> _TASK OBJECTIVE_
Reproduce all of the data that follows, character for character.

> _SUPPLIED DATA_
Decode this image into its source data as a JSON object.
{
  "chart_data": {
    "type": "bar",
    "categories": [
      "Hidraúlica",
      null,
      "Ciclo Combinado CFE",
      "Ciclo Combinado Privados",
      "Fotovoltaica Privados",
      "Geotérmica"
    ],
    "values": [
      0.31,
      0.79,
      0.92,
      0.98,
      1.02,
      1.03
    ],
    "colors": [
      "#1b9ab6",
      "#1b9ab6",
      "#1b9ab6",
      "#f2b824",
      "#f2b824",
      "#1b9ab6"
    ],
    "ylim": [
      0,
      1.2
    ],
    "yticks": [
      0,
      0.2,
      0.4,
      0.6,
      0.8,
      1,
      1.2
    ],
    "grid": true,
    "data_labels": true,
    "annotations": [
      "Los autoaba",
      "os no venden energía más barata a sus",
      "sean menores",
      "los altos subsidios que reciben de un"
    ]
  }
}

> _WRITTEN SOLUTION_
Decode this image into its source data as a JSON object.
{
  "chart_data": {
    "type": "bar",
    "categories": [
      "Hidraúlica",
      null,
      "Ciclo Combinado CFE",
      "Ciclo Combinado Privados",
      "Fotovoltaica Privados",
      "Geotérmica"
    ],
    "values": [
      0.31,
      0.79,
      0.92,
      0.98,
      1.02,
      1.03
    ],
    "colors": [
      "#1b9ab6",
      "#1b9ab6",
      "#1b9ab6",
      "#f2b824",
      "#f2b824",
      "#1b9ab6"
    ],
    "ylim": [
      0,
      1.2
    ],
    "yticks": [
      0,
      0.2,
      0.4,
      0.6,
      0.8,
      1,
      1.2
    ],
    "grid": true,
    "data_labels": true,
    "annotations": [
      "Los autoaba",
      "os no venden energía más barata a sus",
      "sean menores",
      "los altos subsidios que reciben de un"
    ]
  }
}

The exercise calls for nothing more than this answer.